Reading passage —

....

EMBOSS includes various command line qualifiers which are not (typically) set in an ACD file. These include global qualifiers and various datatype-specific qualifiers. Global qualifiers are available to all applications and control general application behaviour. Datatype-specific qualifiers are used to specify particular inputs and outputs, for instance sequences, in more detail. For more information see the EMBOSS Users Guide.
Sequences are referenced on the command line by their Uniform Sequence Address (USA) which is a powerful and flexible specification for defining the location and format of sequence data. Similarly, sequence features are defined using a Uniform Feature Object (UFO). Any application you write will automatically support USAs and UFOs. For more information see the EMBOSS Users Guide.
Before you start coding, please discuss your ideas with the EMBOSS developers:
Also let other EMBOSS users know. Many people may wish to collaborate with you or suggest easier ways of doing things:
There are a few basic things to consider before you start coding, especially if you intend your code to be incorporated into the public pacakge:
Application ACD file. Any new application will need an ACD file. They are easy to write once you are familiar with the general layout, syntax (Appendix A, ACD Syntax Reference) and programming methods (Chapter 5, C Programming).
Linking to the EMBOSS Libraries. Application code must be linked to the EMBOSS libraries. The minimum requirement is code for processing the application ACD file (see Section 6.3, “Handling ACD Files”). In some cases you will want to leave the original source code untouched and develop an EMBOSS wrapper application to it instead (Chapter 10, Incorporating Third-party Applications). If you are not clear on what to do then the EMBOSS developers will assist you.
Choice of programming language. Ideally code should be in ANSI C or C++, however, contributions in other languages will be considered and are welcome.
Coding standards. Code should adhere to basic conventions and standards (Appendix C, C Coding Standards). This is not strictly required but is encouraged. Certainly, do not be put off submitting code because you don't think it's up to scratch. It can be improved later if necessary.
Licensing. Ideally code will be licensed under a GPL licence, however, code with non-GPL licences can be incorporated under EMBASSY (see Section 1.1, “Licence Information”).
Testing. All submitted code should be well tested and bug-free. If you've developed new applications then ideally you will provide formal quality assurance tests for it. For further information see Chapter 7, Quality Assurance.
Documentation. All applications and the underlying code should be well documented. The minimum requirement is that others are able to follow what you have done and use the software. Ideally the documentation will conform to basic standards defined for the code (Appendix D, Code Documentation Standards) and the applications (Section 8.1, “Application Documentation Standards”). Don't be put off if you think your code is not up to scratch. The EMBOSS developers will advise you on how it can be improved.
For more information, see Section 3.1, “EMBOSS Programming”.
There's more to software than just coding, especially when developing for EMBOSS which is widely distributed and deployed in production environments. All code that is to be integrated into the package must be tested, documented and managed throughout its lifetime. Regardless of whether you intend to develop the libraries or new applications, many of the steps are the same:
ACD file development (applications only)
C source code development
Integration and compilation
Quality assurance testing
Maintenance, support and training
It's worth familiarising yourself with these steps, described below, before starting a project. This should help you plan your software effectively, develop it efficiently and deliver your projects on time.

....

Data shown —
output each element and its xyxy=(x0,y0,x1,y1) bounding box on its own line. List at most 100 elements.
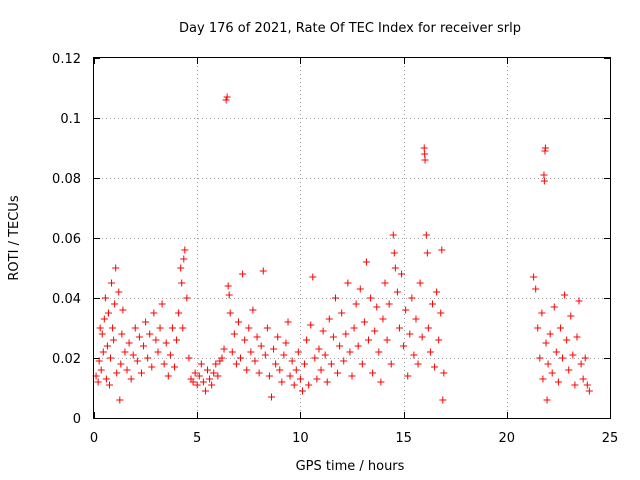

....

What the task asks —
Return, word for word, the portion of the passage on EMBOSS development starting at "Choice of programming" and ending at "7, Quality Assurance.". The material comes from a source unrelated to the passage on EMBOSS development.

Correct output —
Choice of programming language. Ideally code should be in ANSI C or C++, however, contributions in other languages will be considered and are welcome.
Coding standards. Code should adhere to basic conventions and standards (Appendix C, C Coding Standards). This is not strictly required but is encouraged. Certainly, do not be put off submitting code because you don't think it's up to scratch. It can be improved later if necessary.
Licensing. Ideally code will be licensed under a GPL licence, however, code with non-GPL licences can be incorporated under EMBASSY (see Section 1.1, “Licence Information”).
Testing. All submitted code should be well tested and bug-free. If you've developed new applications then ideally you will provide formal quality assurance tests for it. For further information see Chapter 7, Quality Assurance.